Selected extract:
# # # # # # #

Kampala, 28 February 2000

I read a great deal of Kamloops Wawa in the 1980s and did an undergraduate
paper at Yale on KW and Duployan, but did not go into an academic career after
that.

To your speculations (accurate, in my view) on why KW has been so long
neglected (i.e., that it was writen by a White man and that the subject matter
is at least partially religious), I would add:

1. Duployan looks inaccessible because it has no connection with writing
systems most people are familiar with, and therefore discourages anyone from
learning it.  Thus, while reading something like t'u7wEn also takes some
instruction, at least we think we know the "elements" from which such a string
is built.  (Of course, we don't really, or not very accurately, because even
familiar Roman letters used in, say, Western European languages, have
different values in each language in almost every case...).

2. There seems to have been an explosion of interest in, and research on, CJ
directly proportional to the rise in the use of the Internet and e-mail which,
in turn, is (currently) tightly tied to the QWERTY keyboard.  If a writing
system doesn't have a "character set," there is a strong disincentive to learn
it, use it or even to find out anything about it.

3. In part because of points 1. and 2., there is a view that Duployan is
somehow less "accurate" or less able to capture linguistic distinctions than
Roman or at least keyboard-based systems with which we are familiar.  This was
the implication of a comment (of Mike's) that Duployan was inappropriate for
Secwepemc and St'at'imcets (about which I know absolutely nothing) because "it
just wasn't adequate to represent the subtle sound-system of St'at'imcets."
This, in my view -- although I won't discuss it here -- is not true (although
Mike may very well be perfectly right that it was perceived as true and was
the basis for the decision not to go with Duployan in that particular case).
Any subtle distinctions that can be made in a Roman- or alphanumeric-based
system can be made in a Duployan.  It's a bit like saying (as some people do)

# # # # # # #

Material provided:

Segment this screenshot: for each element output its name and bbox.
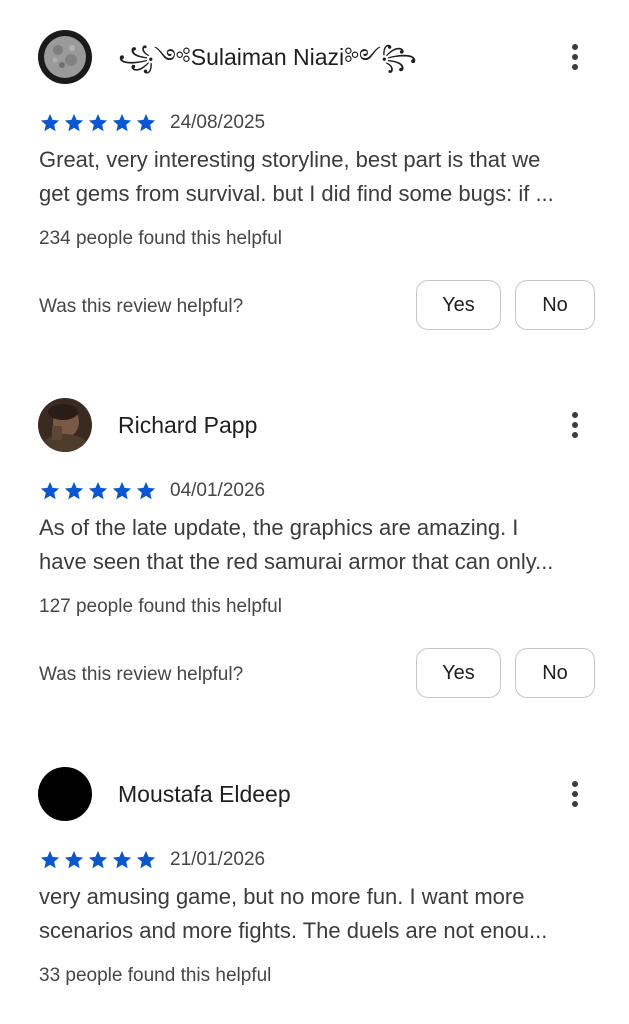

# # # # # # #

Problems to solve:
#1 In the letter on Duployan, at which university did the writer do an undergraduate paper on Kamloops Wawa and Duployan?
#2 Say whether each statement agrees with the letter on Duployan, answering yes or no and quoting the words that decide it: (a) The writer went into an academic career after the undergraduate paper. (b) The writer holds that any subtle distinction possible in a Roman-based system can also be made in Duployan. (c) The writer claims to know a good deal about Secwepemc and St'at'imcets.
#3 Retype the stretch of the letter on Duployan from "1. Duployan looks" through "anything about it.".
The material has no connection to the letter on Duployan.

Results for each task:
#1 At Yale.

#2
(a) No: "but did not go into an academic career after that."
(b) Yes: "Any subtle distinctions that can be made in a Roman- or alphanumeric-based system can be made in a Duployan."
(c) No: "(about which I know absolutely nothing)"

#3
1. Duployan looks inaccessible because it has no connection with writing
systems most people are familiar with, and therefore discourages anyone from
learning it.  Thus, while reading something like t'u7wEn also takes some
instruction, at least we think we know the "elements" from which such a string
is built.  (Of course, we don't really, or not very accurately, because even
familiar Roman letters used in, say, Western European languages, have
different values in each language in almost every case...).

2. There seems to have been an explosion of interest in, and research on, CJ
directly proportional to the rise in the use of the Internet and e-mail which,
in turn, is (currently) tightly tied to the QWERTY keyboard.  If a writing
system doesn't have a "character set," there is a strong disincentive to learn
it, use it or even to find out anything about it.